# Given data
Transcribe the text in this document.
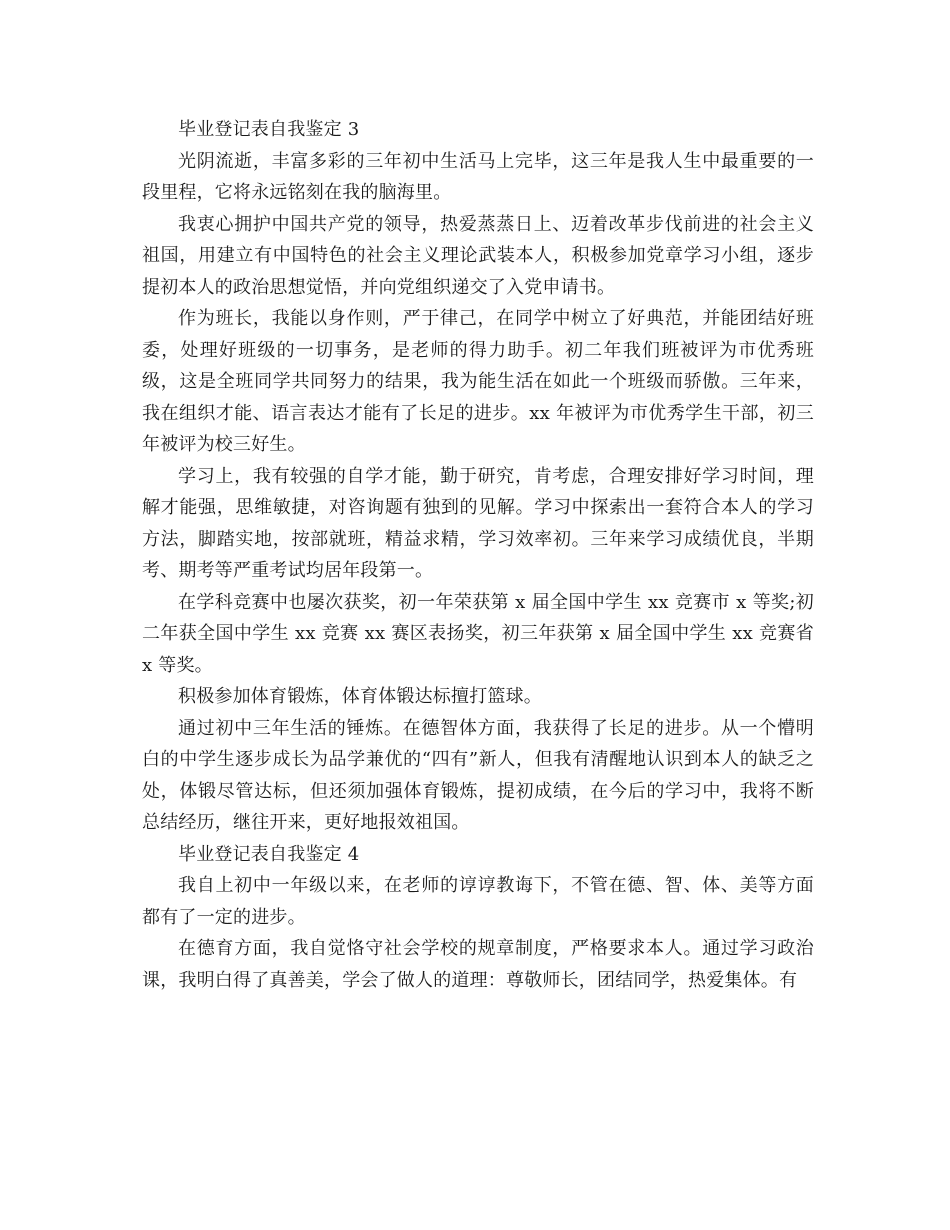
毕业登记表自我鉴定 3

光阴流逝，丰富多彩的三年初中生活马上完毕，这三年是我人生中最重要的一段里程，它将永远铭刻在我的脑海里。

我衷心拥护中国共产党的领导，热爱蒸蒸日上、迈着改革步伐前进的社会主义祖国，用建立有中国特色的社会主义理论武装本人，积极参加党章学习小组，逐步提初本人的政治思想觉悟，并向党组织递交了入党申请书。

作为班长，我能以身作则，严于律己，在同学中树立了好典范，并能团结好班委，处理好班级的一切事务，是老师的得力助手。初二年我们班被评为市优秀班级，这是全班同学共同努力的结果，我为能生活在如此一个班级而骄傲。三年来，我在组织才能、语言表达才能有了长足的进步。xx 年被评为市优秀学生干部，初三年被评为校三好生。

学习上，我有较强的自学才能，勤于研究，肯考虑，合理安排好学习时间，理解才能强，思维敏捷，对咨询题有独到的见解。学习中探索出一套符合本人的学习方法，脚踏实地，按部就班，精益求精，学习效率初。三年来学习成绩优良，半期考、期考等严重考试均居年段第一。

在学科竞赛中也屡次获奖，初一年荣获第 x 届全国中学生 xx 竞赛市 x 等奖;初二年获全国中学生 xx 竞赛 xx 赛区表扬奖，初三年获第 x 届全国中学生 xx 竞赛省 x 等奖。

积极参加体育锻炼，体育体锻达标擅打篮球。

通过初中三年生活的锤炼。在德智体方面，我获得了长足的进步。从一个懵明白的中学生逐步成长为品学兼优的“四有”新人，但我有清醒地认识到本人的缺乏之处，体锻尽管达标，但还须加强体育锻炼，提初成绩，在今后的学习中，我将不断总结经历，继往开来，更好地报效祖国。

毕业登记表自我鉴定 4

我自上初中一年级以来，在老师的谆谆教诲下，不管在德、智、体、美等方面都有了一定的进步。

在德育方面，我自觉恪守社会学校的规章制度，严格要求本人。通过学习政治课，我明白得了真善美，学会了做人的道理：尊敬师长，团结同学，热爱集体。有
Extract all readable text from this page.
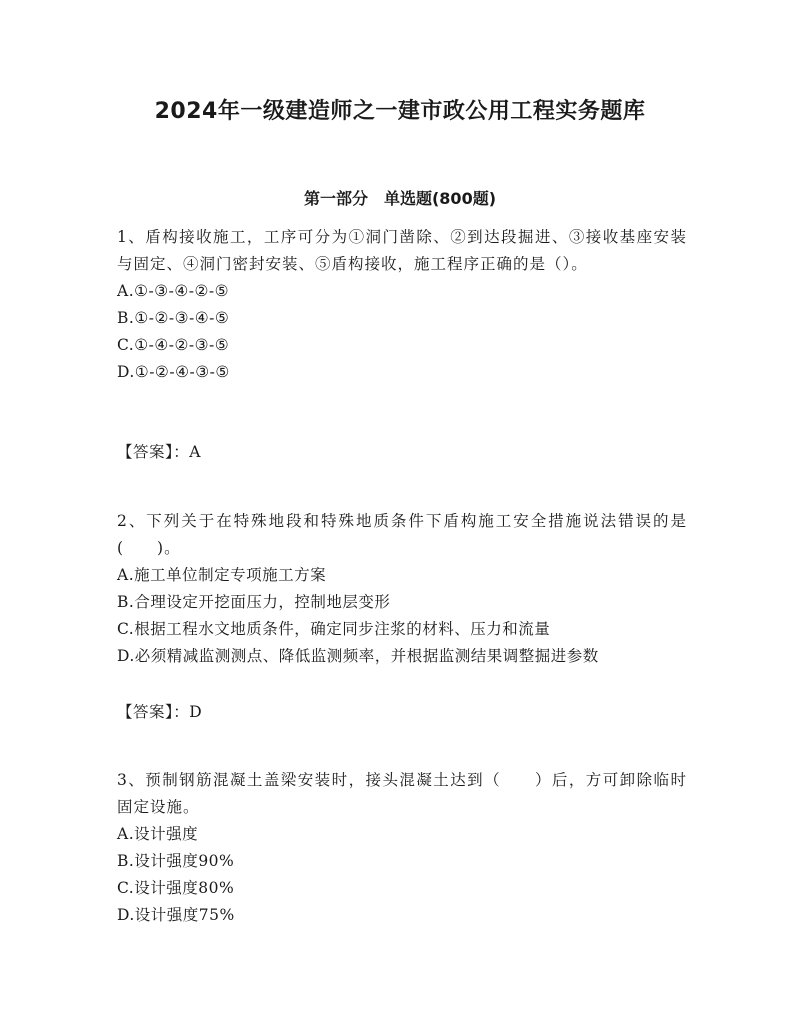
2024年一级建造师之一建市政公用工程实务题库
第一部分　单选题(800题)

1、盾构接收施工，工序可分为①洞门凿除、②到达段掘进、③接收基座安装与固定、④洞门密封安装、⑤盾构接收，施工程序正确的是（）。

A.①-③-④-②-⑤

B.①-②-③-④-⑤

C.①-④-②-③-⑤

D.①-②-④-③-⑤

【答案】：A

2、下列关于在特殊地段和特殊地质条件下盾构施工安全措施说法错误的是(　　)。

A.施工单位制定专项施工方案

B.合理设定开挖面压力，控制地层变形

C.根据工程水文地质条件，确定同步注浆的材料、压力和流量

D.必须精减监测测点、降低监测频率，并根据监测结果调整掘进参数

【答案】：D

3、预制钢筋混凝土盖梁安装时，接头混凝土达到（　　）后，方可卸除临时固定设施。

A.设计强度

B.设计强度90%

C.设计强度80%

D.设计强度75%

==

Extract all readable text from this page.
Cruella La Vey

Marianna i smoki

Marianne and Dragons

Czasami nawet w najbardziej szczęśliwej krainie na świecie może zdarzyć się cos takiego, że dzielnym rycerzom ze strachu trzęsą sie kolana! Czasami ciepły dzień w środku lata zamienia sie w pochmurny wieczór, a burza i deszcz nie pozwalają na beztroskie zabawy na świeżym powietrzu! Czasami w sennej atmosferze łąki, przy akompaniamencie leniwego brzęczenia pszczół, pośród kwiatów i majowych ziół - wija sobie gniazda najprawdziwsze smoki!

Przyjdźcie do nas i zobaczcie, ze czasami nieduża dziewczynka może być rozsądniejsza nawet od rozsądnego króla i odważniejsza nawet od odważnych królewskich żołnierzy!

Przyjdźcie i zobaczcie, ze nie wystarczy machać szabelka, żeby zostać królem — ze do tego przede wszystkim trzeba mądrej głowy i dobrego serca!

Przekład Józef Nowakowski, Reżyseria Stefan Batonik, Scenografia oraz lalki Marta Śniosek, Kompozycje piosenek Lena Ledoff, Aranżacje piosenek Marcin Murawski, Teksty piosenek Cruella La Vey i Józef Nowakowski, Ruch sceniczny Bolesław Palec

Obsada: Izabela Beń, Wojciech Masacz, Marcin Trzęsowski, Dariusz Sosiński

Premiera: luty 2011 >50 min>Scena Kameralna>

--

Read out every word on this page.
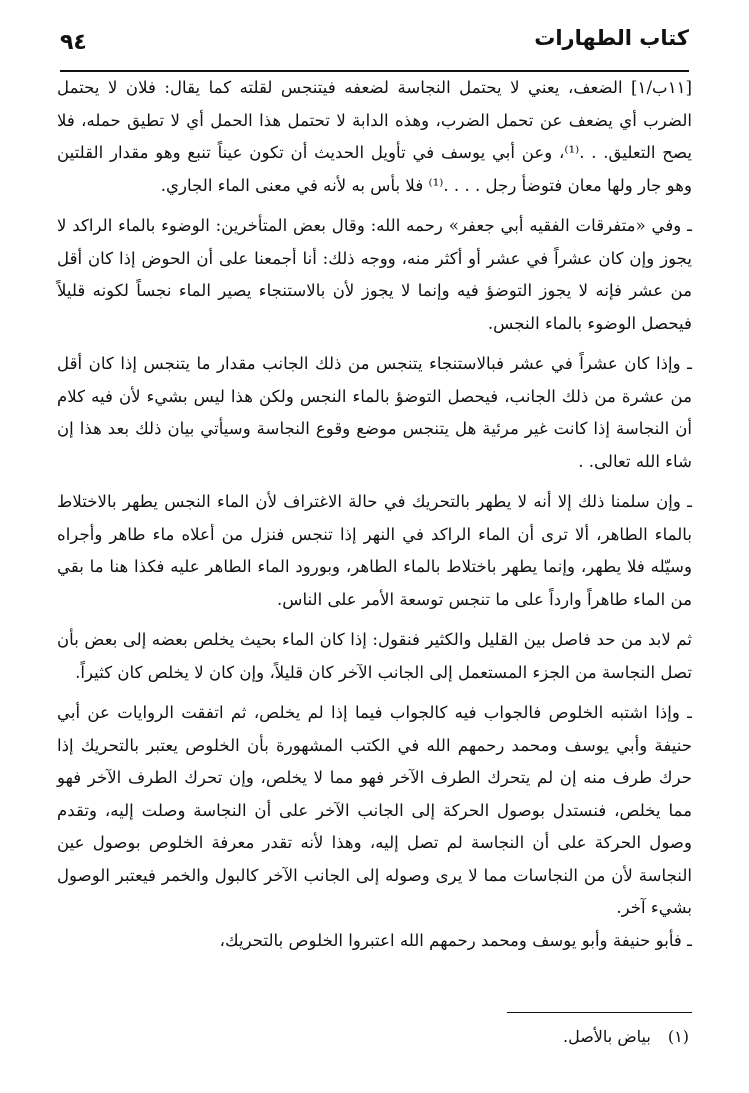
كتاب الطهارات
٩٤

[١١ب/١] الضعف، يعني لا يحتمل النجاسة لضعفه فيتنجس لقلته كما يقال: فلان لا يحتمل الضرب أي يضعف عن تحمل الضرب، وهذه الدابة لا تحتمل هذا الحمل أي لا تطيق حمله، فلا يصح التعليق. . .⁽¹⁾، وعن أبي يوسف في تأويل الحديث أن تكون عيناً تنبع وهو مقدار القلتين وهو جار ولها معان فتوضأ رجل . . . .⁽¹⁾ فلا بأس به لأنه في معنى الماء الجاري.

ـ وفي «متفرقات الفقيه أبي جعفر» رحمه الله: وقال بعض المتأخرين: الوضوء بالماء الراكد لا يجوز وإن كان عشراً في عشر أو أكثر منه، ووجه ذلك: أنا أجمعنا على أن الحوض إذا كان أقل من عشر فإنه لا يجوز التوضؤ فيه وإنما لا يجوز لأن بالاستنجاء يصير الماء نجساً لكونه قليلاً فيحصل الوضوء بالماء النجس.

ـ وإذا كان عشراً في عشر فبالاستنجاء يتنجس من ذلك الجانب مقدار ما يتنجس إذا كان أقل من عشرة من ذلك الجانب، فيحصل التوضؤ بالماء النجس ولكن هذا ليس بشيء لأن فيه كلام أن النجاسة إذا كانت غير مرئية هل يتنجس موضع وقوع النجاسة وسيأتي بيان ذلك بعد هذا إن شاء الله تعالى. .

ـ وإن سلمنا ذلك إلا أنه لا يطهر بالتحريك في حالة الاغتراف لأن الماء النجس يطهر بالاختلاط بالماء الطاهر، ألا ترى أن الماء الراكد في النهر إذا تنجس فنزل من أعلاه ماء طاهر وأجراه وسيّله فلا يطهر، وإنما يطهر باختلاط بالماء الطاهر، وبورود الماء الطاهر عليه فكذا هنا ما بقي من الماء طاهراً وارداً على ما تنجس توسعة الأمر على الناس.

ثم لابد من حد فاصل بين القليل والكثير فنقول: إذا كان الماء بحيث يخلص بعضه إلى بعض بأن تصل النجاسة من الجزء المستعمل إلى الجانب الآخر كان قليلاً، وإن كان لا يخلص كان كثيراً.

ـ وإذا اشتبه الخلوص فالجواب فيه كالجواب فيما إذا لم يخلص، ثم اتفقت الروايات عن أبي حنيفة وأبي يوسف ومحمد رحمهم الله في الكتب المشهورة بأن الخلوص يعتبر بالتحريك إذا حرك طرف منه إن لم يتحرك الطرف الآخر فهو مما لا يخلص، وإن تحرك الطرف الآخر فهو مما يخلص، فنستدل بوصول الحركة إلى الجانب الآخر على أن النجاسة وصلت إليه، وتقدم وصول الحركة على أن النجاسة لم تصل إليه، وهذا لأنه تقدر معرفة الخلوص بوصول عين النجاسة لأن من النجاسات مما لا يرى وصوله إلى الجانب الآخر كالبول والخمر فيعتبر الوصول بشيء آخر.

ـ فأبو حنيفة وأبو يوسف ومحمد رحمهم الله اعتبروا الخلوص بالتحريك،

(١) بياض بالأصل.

# What you need to do
Copy out every line in the entries above that holds "الآخر".

# Written solution
ثم لابد من حد فاصل بين القليل والكثير فنقول: إذا كان الماء بحيث يخلص بعضه إلى بعض بأن تصل النجاسة من الجزء المستعمل إلى الجانب الآخر كان قليلاً، وإن كان لا يخلص كان كثيراً.
ـ وإذا اشتبه الخلوص فالجواب فيه كالجواب فيما إذا لم يخلص، ثم اتفقت الروايات عن أبي حنيفة وأبي يوسف ومحمد رحمهم الله في الكتب المشهورة بأن الخلوص يعتبر بالتحريك إذا حرك طرف منه إن لم يتحرك الطرف الآخر فهو مما لا يخلص، وإن تحرك الطرف الآخر فهو مما يخلص، فنستدل بوصول الحركة إلى الجانب الآخر على أن النجاسة وصلت إليه، وتقدم وصول الحركة على أن النجاسة لم تصل إليه، وهذا لأنه تقدر معرفة الخلوص بوصول عين النجاسة لأن من النجاسات مما لا يرى وصوله إلى الجانب الآخر كالبول والخمر فيعتبر الوصول بشيء آخر.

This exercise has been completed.